— start ITEMS —

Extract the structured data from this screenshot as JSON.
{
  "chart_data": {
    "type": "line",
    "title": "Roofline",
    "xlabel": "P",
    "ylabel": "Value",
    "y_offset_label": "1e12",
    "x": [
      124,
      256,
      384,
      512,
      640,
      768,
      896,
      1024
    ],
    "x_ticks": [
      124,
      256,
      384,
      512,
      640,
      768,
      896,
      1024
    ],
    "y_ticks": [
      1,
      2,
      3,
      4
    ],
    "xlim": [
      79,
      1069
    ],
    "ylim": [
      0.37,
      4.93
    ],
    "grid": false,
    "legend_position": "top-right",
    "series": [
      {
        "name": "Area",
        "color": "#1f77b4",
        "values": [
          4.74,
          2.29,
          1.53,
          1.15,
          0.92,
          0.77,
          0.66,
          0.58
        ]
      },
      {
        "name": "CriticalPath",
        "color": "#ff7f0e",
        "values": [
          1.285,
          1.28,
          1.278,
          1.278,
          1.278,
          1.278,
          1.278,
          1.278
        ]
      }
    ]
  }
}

— end ITEMS —
— start ITEMS —

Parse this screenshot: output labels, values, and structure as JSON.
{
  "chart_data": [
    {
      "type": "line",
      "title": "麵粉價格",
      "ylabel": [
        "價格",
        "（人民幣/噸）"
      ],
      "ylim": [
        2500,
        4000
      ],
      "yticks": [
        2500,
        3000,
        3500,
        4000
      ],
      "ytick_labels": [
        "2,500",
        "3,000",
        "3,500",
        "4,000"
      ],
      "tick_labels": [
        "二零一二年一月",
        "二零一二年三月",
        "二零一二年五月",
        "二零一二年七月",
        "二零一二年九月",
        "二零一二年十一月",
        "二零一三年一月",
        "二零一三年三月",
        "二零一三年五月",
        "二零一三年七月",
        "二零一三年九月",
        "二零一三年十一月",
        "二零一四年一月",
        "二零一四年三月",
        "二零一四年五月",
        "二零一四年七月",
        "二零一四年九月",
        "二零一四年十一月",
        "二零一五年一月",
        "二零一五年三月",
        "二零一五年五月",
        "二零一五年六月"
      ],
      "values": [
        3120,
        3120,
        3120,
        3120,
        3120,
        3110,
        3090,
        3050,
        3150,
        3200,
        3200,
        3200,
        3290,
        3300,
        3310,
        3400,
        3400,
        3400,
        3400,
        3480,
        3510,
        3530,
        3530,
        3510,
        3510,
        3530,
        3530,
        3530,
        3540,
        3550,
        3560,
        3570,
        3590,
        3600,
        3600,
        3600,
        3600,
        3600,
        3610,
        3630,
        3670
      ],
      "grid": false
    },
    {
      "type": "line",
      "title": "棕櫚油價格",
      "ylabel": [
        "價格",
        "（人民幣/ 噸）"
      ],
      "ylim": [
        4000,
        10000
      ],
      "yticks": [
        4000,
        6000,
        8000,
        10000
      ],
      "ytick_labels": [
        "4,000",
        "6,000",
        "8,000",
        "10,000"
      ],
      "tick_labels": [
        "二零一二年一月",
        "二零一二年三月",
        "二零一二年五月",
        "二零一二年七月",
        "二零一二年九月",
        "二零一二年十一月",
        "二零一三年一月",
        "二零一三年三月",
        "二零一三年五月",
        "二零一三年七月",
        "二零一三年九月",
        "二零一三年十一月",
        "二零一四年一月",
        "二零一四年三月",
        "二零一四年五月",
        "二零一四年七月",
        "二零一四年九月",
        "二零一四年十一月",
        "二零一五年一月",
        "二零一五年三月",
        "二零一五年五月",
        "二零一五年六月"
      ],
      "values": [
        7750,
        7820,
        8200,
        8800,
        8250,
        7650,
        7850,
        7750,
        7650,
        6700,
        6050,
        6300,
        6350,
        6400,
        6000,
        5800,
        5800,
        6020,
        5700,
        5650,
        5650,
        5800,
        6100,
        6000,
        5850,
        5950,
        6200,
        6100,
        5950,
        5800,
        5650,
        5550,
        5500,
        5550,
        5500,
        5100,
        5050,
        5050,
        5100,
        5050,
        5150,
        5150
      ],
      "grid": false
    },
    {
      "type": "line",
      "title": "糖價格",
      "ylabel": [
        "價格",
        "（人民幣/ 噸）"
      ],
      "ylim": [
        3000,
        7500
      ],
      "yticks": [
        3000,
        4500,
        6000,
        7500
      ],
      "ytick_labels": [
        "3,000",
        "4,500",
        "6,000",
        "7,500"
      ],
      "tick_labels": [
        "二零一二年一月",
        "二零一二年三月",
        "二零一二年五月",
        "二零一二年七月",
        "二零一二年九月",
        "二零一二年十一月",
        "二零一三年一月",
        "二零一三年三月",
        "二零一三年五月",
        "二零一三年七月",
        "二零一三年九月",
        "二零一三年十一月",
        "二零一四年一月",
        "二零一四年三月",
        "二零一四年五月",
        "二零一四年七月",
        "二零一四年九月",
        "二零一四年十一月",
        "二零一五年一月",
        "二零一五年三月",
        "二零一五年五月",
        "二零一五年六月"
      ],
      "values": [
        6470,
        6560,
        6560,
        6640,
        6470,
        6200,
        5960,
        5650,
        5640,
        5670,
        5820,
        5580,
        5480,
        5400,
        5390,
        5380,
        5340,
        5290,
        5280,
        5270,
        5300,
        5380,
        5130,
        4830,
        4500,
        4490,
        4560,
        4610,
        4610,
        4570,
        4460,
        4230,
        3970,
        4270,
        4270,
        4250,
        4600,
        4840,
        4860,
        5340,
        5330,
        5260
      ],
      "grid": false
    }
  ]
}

— end ITEMS —
— start ITEMS —

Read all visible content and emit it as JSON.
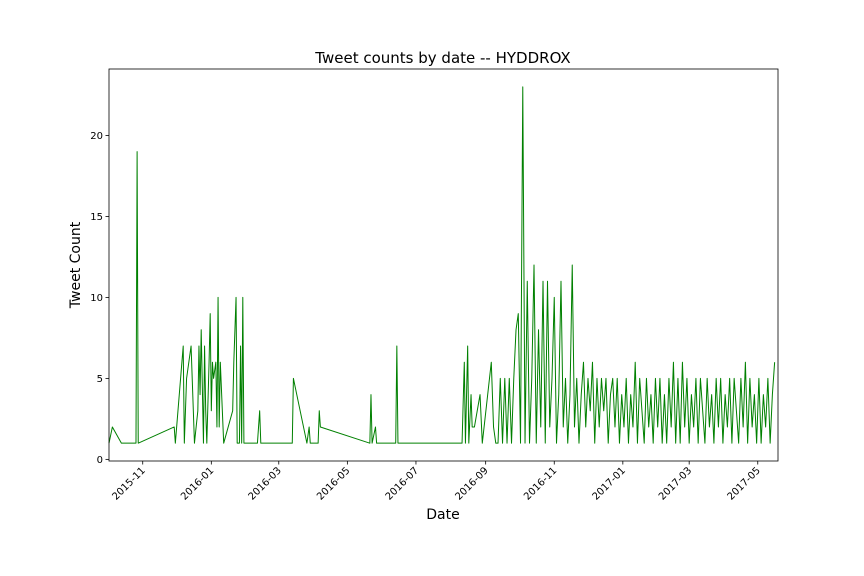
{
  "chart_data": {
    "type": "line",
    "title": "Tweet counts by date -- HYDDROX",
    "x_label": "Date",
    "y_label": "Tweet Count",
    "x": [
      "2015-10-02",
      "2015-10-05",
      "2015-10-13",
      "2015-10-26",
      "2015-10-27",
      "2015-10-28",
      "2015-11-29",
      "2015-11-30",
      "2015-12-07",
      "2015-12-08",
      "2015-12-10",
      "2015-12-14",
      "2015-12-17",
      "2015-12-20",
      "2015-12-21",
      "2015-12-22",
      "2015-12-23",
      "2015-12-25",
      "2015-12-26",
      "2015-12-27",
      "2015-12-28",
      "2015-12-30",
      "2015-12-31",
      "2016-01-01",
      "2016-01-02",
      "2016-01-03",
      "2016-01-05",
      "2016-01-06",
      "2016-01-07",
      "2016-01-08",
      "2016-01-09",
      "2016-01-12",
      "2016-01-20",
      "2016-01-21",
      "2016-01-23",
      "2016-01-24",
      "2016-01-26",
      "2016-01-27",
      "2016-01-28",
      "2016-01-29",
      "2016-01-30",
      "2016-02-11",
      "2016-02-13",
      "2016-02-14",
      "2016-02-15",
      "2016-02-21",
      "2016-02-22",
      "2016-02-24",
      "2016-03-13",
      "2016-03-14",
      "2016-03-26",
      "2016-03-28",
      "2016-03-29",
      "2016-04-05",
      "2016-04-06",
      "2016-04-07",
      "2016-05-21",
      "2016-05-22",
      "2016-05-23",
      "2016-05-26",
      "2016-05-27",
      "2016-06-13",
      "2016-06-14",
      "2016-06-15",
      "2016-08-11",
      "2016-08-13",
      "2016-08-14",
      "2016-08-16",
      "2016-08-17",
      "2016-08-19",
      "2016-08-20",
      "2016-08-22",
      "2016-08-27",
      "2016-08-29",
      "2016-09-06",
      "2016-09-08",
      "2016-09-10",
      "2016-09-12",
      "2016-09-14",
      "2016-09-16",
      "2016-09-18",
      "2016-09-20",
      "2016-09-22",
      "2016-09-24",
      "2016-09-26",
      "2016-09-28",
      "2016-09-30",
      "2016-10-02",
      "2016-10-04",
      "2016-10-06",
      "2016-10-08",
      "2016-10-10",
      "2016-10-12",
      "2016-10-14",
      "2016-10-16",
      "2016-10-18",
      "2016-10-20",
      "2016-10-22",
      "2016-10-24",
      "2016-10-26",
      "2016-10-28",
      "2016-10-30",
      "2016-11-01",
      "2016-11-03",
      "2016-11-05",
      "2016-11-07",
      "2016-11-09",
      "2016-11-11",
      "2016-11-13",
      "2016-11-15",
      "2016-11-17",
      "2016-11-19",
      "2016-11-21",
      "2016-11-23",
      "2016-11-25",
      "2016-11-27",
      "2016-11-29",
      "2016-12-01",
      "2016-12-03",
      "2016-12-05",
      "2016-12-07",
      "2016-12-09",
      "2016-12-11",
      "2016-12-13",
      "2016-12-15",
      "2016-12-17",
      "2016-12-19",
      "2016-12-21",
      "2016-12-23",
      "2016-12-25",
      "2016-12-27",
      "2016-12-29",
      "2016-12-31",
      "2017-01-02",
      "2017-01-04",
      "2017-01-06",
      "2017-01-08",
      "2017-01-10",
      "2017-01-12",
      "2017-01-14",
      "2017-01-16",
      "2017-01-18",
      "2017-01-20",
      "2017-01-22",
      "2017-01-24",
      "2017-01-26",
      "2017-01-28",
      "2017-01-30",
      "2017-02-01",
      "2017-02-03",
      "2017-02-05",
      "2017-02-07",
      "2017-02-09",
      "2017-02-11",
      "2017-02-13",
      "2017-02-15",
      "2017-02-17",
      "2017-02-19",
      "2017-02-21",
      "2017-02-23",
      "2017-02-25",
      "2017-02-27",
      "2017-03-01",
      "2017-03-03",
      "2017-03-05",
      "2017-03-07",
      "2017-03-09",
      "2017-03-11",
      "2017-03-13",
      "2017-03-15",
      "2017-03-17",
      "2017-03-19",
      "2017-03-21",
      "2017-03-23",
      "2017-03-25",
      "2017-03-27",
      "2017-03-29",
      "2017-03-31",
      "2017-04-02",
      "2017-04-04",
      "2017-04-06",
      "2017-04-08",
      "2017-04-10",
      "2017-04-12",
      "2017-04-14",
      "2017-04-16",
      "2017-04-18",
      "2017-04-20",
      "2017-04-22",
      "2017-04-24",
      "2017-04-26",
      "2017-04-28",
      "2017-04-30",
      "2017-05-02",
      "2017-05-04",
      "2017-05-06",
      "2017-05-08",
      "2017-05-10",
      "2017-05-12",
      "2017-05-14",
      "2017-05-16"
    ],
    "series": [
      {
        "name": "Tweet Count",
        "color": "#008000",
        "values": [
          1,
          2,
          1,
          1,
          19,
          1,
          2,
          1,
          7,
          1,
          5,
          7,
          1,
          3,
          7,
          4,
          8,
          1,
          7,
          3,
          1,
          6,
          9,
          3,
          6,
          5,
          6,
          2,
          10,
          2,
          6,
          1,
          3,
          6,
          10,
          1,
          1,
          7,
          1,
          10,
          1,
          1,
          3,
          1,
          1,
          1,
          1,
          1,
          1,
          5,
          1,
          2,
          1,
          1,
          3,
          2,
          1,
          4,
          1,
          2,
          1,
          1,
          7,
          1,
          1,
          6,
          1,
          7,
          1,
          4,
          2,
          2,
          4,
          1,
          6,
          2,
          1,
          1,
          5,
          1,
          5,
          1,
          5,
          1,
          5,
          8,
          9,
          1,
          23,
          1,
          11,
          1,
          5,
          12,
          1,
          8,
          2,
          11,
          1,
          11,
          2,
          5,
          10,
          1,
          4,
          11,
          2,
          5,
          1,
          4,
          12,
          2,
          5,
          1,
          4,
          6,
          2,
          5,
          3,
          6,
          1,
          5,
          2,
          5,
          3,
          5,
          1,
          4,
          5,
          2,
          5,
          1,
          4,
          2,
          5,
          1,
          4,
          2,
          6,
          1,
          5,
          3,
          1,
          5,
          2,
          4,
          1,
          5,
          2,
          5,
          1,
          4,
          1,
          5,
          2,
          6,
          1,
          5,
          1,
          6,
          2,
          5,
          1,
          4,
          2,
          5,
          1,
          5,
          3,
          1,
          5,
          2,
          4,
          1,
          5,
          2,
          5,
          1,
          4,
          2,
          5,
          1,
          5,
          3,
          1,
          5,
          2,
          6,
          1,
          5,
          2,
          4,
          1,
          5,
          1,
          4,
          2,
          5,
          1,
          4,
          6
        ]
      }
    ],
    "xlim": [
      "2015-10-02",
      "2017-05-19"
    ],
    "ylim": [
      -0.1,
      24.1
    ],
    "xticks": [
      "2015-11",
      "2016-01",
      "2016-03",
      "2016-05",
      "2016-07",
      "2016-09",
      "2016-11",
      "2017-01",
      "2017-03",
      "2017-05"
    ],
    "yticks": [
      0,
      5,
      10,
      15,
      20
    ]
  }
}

— end ITEMS —

== EXERCISE DESCRIPTION ==
Look through the entries above for the word "screenshot". Copy every line where it shows up.

== PROBLEM SOLUTION ==
Extract the structured data from this screenshot as JSON.
Parse this screenshot: output labels, values, and structure as JSON.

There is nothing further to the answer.